_Short task 1_
Write out the passage of the article on Kash Patel's confirmation hearing below, everything from "During his Senate" down to "to the president.", word for word.

_Page_
+++

During his Senate confirmation hearing Thursday, FBI director nominee Kash Patel vowed not to take action against bureau employees simply because they’d worked on investigations tied to the president.

“All FBI employees will be protected against political retribution,” said Patel, who before being nominated had been an outspoken critic of the FBI and the Trump investigations.

Under questioning from U.S. Sen. Cory Booker (D-New Jersey), Patel committed to following standard bureau review processes before disciplining or dismissing any agent. Booker also pressed Patel for a promise to reverse any dismissals that might occur before he could become FBI director, to ensure those procedures were followed. Patel did not explicitly make that commitment in his response.

“I don’t know what’s going on right now over there,” Patel told him. “But I’m committing to you, senator, and your colleagues that I will honor the internal review process of the FBI.”

Pam Bondi, Trump’s nominee for attorney general, gave similar assurances regarding Justice Department employees during her hearing earlier this month.

“There will never be an enemies list within the Department of Justice,” she told members of the Senate Judiciary Committee. “I will not politicize that office. I will not target people simply because of their political affiliation.”

Last week, however, interim leadership installed at the Justice Department while Bondi awaits confirmation fired more than a dozen officials and prosecutors who had worked on Smith’s cases. And The Washington Post reported Friday that interim U.S. Attorney for D.C. Ed Martin has dismissed about 30 federal prosecutors who worked on cases against participants in the Jan. 6 riot at the Capitol over the past four years.

The FBI Agents Association, a nonprofit advocacy group that represents FBI personnel, said the plan for firings, if true, would be “fundamentally at odds” with Trump’s law enforcement objectives.

+++

_Short task 2_
From the listing below, extract only the lines from the one containing "160, 379, 625]" down to the one containing "chart-subtitle: Bernau bei", both included, reproducing each line as it stands.

[Lines of data]
+++

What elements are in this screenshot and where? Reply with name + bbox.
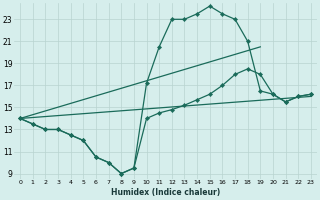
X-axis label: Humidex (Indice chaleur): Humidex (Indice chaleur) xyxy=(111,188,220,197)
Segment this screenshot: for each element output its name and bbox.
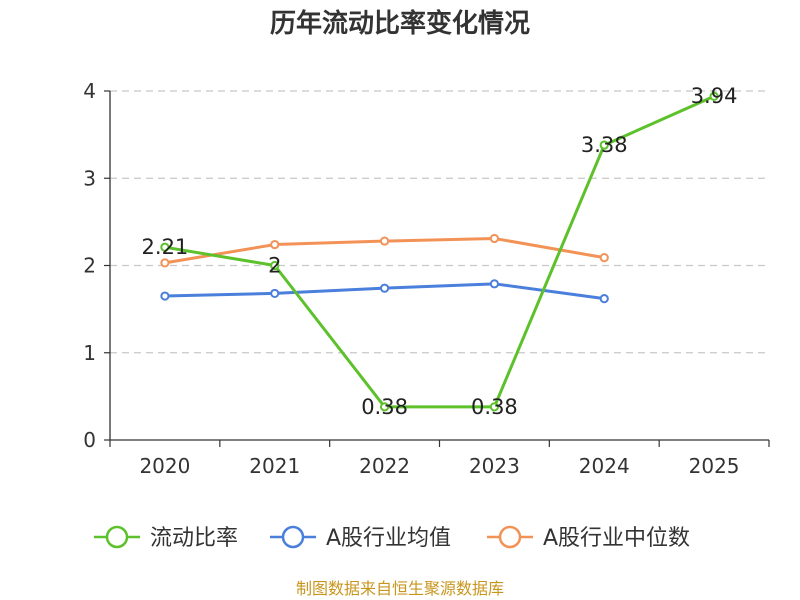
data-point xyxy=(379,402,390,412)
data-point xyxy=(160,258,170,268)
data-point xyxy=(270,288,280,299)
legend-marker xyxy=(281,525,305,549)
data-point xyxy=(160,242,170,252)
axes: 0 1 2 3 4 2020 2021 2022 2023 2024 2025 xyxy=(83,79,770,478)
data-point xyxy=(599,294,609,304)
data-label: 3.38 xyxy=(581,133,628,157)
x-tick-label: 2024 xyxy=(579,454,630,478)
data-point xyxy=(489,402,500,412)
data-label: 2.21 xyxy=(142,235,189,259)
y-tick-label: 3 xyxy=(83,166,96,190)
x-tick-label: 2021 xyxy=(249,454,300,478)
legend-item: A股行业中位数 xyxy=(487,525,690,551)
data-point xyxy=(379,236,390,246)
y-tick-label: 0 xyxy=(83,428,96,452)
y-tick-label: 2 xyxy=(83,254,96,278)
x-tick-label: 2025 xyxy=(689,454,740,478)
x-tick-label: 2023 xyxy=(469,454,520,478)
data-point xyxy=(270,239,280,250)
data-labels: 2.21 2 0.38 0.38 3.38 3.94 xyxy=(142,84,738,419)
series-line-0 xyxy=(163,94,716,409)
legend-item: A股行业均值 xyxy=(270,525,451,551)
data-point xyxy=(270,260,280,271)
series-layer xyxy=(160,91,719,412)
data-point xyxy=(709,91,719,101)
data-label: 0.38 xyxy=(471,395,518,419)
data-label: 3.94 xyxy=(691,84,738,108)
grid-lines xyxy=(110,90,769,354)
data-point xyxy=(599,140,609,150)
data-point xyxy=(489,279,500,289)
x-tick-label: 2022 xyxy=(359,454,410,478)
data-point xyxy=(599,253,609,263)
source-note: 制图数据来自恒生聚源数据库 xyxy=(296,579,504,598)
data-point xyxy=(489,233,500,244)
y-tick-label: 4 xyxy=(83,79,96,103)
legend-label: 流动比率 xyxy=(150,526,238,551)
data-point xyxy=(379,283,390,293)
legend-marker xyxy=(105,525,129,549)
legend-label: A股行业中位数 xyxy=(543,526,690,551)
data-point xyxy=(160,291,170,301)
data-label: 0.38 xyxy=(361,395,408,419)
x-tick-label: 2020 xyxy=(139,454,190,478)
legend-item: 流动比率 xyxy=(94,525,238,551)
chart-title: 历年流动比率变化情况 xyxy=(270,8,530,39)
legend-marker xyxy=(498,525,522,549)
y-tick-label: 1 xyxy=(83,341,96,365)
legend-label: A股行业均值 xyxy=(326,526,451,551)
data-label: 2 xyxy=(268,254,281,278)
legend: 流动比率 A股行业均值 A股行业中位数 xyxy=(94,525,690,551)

+++

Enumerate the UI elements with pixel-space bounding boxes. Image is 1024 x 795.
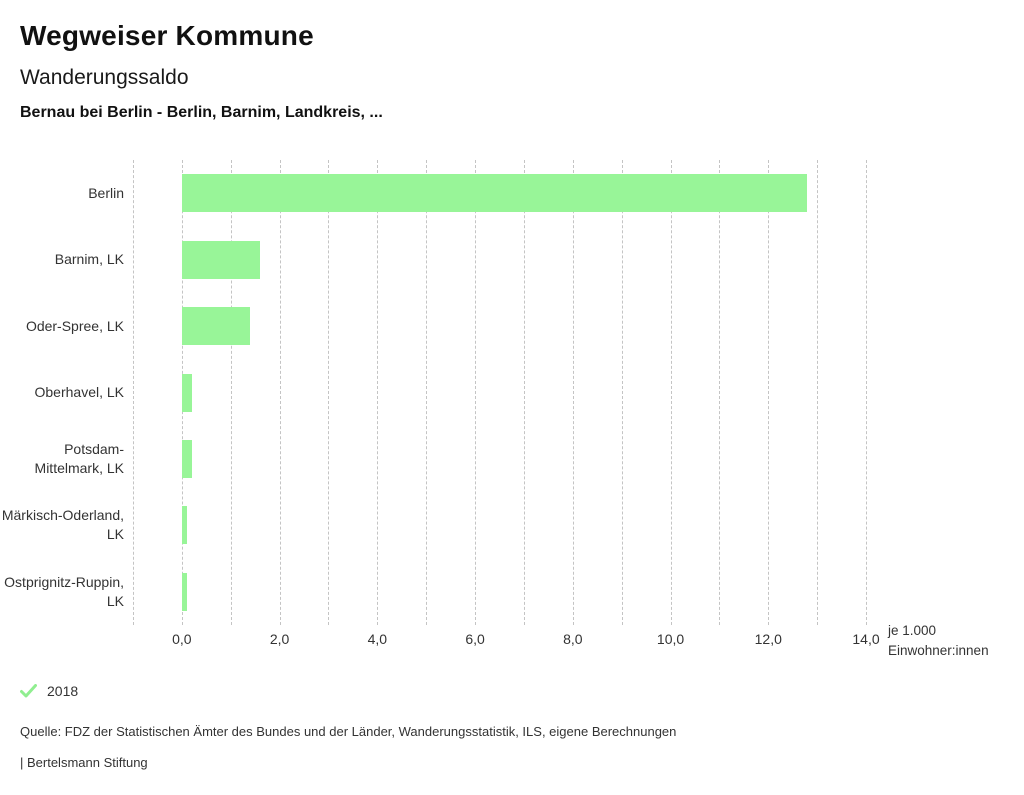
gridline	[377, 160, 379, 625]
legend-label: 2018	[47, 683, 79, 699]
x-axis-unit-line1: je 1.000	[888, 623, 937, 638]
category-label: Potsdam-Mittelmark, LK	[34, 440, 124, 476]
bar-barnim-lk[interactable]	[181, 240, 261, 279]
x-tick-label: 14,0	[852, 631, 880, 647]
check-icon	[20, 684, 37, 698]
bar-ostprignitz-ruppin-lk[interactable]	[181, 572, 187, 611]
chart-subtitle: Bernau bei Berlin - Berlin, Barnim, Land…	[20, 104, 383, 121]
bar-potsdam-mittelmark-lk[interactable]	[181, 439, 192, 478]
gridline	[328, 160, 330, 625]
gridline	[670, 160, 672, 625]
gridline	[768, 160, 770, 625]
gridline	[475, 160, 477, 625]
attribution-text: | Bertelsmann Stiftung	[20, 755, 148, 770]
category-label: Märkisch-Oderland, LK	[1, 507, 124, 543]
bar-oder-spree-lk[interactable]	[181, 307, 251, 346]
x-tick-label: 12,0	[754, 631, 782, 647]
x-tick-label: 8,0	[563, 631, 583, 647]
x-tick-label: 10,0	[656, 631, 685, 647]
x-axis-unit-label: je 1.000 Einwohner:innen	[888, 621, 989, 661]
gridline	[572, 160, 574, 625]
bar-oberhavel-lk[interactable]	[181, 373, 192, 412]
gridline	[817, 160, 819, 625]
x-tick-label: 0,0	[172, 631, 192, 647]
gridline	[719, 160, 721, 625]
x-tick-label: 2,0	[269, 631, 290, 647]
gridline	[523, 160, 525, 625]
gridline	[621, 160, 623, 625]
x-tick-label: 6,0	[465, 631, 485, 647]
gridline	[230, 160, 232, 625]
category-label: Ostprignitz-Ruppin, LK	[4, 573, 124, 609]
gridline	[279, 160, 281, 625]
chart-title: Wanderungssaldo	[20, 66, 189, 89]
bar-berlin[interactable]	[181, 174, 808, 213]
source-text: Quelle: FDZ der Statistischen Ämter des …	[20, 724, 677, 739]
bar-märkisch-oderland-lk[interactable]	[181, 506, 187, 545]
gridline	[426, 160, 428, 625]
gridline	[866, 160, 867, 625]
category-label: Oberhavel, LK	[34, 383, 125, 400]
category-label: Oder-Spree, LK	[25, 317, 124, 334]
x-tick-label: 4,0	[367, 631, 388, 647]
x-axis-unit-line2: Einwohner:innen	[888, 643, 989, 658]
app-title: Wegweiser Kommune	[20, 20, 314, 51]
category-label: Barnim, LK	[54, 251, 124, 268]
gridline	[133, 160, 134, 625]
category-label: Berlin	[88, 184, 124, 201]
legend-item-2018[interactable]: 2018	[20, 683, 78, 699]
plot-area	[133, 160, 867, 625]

+++

_Solution 1_
During his Senate confirmation hearing Thursday, FBI director nominee Kash Patel vowed not to take action against bureau employees simply because they’d worked on investigations tied to the president.

_Solution 2_
gridline	[377, 160, 379, 625]
legend-label: 2018	[47, 683, 79, 699]
x-axis-unit-line1: je 1.000	[888, 623, 937, 638]
category-label: Potsdam-Mittelmark, LK	[34, 440, 124, 476]
bar-barnim-lk[interactable]	[181, 240, 261, 279]
x-tick-label: 14,0	[852, 631, 880, 647]
check-icon	[20, 684, 37, 698]
bar-ostprignitz-ruppin-lk[interactable]	[181, 572, 187, 611]
chart-subtitle: Bernau bei Berlin - Berlin, Barnim, Land…	[20, 104, 383, 121]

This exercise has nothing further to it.